## [PROBLEM DETAILS]
Reproduce every line of the records below verbatim.

## [DATA FOR THE TASK]
+++++

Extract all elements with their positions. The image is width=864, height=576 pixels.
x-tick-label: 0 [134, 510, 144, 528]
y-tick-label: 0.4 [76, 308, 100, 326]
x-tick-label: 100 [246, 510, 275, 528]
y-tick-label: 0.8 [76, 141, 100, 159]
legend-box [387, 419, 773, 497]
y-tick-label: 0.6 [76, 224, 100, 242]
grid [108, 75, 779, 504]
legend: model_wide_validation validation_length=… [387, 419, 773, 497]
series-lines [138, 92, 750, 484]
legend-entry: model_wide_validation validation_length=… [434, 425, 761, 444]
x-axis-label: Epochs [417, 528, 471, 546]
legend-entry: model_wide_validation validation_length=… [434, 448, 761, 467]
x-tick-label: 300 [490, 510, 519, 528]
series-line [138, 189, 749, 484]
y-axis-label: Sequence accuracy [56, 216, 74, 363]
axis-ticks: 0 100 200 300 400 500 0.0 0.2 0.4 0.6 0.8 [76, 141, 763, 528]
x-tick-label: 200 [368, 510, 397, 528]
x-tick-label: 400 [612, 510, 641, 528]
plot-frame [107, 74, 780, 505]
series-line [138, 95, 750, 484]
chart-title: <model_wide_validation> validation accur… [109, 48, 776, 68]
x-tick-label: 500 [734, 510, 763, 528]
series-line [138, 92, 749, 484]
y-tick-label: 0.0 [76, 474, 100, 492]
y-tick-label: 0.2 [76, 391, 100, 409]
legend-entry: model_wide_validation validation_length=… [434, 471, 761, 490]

+++++

## [EXERCISE ANSWER]
Extract all elements with their positions. The image is width=864, height=576 pixels.
x-tick-label: 0 [134, 510, 144, 528]
y-tick-label: 0.4 [76, 308, 100, 326]
x-tick-label: 100 [246, 510, 275, 528]
y-tick-label: 0.8 [76, 141, 100, 159]
legend-box [387, 419, 773, 497]
y-tick-label: 0.6 [76, 224, 100, 242]
grid [108, 75, 779, 504]
legend: model_wide_validation validation_length=… [387, 419, 773, 497]
series-lines [138, 92, 750, 484]
legend-entry: model_wide_validation validation_length=… [434, 425, 761, 444]
x-axis-label: Epochs [417, 528, 471, 546]
legend-entry: model_wide_validation validation_length=… [434, 448, 761, 467]
x-tick-label: 300 [490, 510, 519, 528]
series-line [138, 189, 749, 484]
y-axis-label: Sequence accuracy [56, 216, 74, 363]
axis-ticks: 0 100 200 300 400 500 0.0 0.2 0.4 0.6 0.8 [76, 141, 763, 528]
x-tick-label: 200 [368, 510, 397, 528]
x-tick-label: 400 [612, 510, 641, 528]
plot-frame [107, 74, 780, 505]
series-line [138, 95, 750, 484]
chart-title: <model_wide_validation> validation accur… [109, 48, 776, 68]
x-tick-label: 500 [734, 510, 763, 528]
series-line [138, 92, 749, 484]
y-tick-label: 0.0 [76, 474, 100, 492]
y-tick-label: 0.2 [76, 391, 100, 409]
legend-entry: model_wide_validation validation_length=… [434, 471, 761, 490]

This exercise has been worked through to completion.